It is worth noting that the much-anticipated “Lianchuang Wealth Management” model has not expanded as market expectations suggested. The model faces many difficulties in practical implementation. “Lianchuang Wealth Management” has a hard time taking off, and completely shifting to agency distribution is also unsatisfactory. Applying for a wealth management company license seems to have become the most ideal path for small and medium-sized banks’ wealth management businesses.

“We are actively applying for a wealth management company license, but the difficulty of license application has increased. From what we understand, this year, applying for a wealth management company license not only requires approval from the China Banking and Insurance Regulatory Commission but also needs to be reported to higher-level authorities,” said Wu Hao (pseudonym), an asset management department staff member of a city commercial bank in Zhejiang. Amid the squeeze of scale reduction and business continuation, how can small and medium-sized banks find a path for transformation?

● By Zhang Jialin, our reporter

Regulatory tone is somewhat ambiguous

“Currently, the regulatory tone is somewhat ambiguous, and there is no longer such strict requirement for small and medium-sized banks within the jurisdiction to reduce their wealth management scale. This year, our bank has been stabilizing the scale,” said Li Wei (pseudonym), general manager of the wealth management division of a city commercial bank in East China, when discussing industry changes. Another asset management department staff member from another city commercial bank in the same province told China Securities Journal: “The requirement to clear out the scale is not as strict, but regulatory authorities still require a reduction in wealth management scale.”

Wu Hao stated, “Local regulatory authorities still maintain a cautious approach and have relevant requirements. They have not explicitly stated that small and medium-sized banks within the jurisdiction can avoid reducing their existing wealth management scale. Currently, our proprietary wealth management scale is no longer increasing, which is essentially a covert reduction.”

Clearly, regulatory requirements and standards vary across regions. Several small and medium-sized bank personnel admitted, “Regulatory guidelines differ across regions, and the gap is quite large.” This regional regulatory disparity allows some banks to continue on the reduction track, while others gain some breathing room.

Data lines:
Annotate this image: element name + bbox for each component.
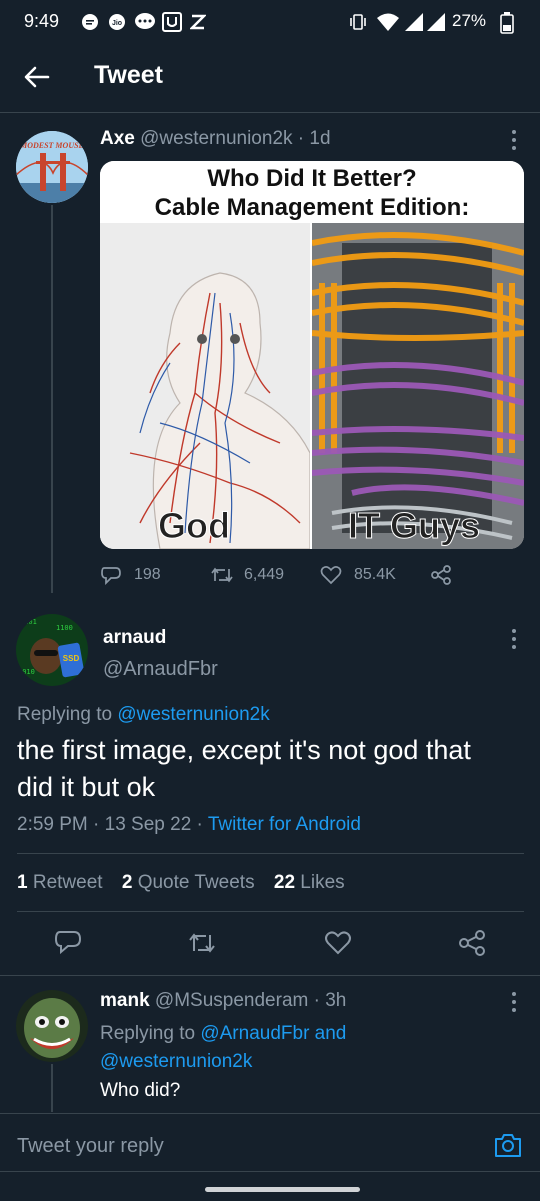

Task requirements:
1. Shorten the paragraph in the article on small-bank wealth management that begins "Clearly, regulatory requirements". Keep its main facts.
2. Write what comes next in the article on small-bank wealth management, beginning after its final sentence.
The data are not needed for this work.

Task-by-task outputs:
1. Regulatory requirements differ widely from region to region, as several staff at small and medium-sized banks acknowledged. Because of this, some banks must keep reducing their wealth management scale, while others have gained some breathing room.

2.
A review of China Wealth Management Network found that since April alone, over 100 wealth management products issued by city commercial banks and rural cooperative financial institutions have been launched, with some products ending in 2027 or 2028. For example, on April 2, Jilin Bank issued “Jili Wealth Jiwen Series Fixed Income Closed Wealth Management Product, 2026, Issue 20,” with a term of 3-6 months; Changsha Bank issued “Jin Furong 2026 Changji 11-Period Closed Net Value Wealth Management Product,” with a term of 1-3 years; Zhejiang Hecheng Rural Commercial Bank issued “Harvest, Hehua 2026, Issue 063, Closed Net Value Wealth Management Product,” with a term of 3-6 months.

Additionally, many small and medium-sized banks such as Shangrao Bank, Guangzhou Bank, Zhongyuan Bank, and Hubei Bank also have wealth management products in the fundraising stage. China Wealth Management Network shows that Guangzhou Bank’s “Red Cotton Wealth Management Tianying Balanced Short-term Holding No. 2” product started on April 10 and will end in April 2056. Changsha Bank’s “Jin Furong 2026 Changfu Net Value 15-Period Closed Net Value Wealth Management Product” started on April 9 and will end in April 2029.

“Cold Reception for ‘Lianchuang Wealth Management’”

“Small and medium-sized banks have cultivated local markets for many years, and customers have a high loyalty to our proprietary wealth management products. Completely removing this business would be equivalent to reducing a good investment channel for local clients,” Wu Hao said. He also noted that local asset management institutions often allocate part of their assets locally, supporting the local real economy. Cutting off proprietary wealth management business of small and medium-sized banks would weaken this role.

A staff member from Jilin Bank also told reporters that proprietary wealth management products of small and medium-sized banks are recognized by local clients because of regional brand effects. If the wealth management business of small and medium-sized banks shifts entirely to pure agency distribution, this brand effect and customer stickiness will be difficult to maintain.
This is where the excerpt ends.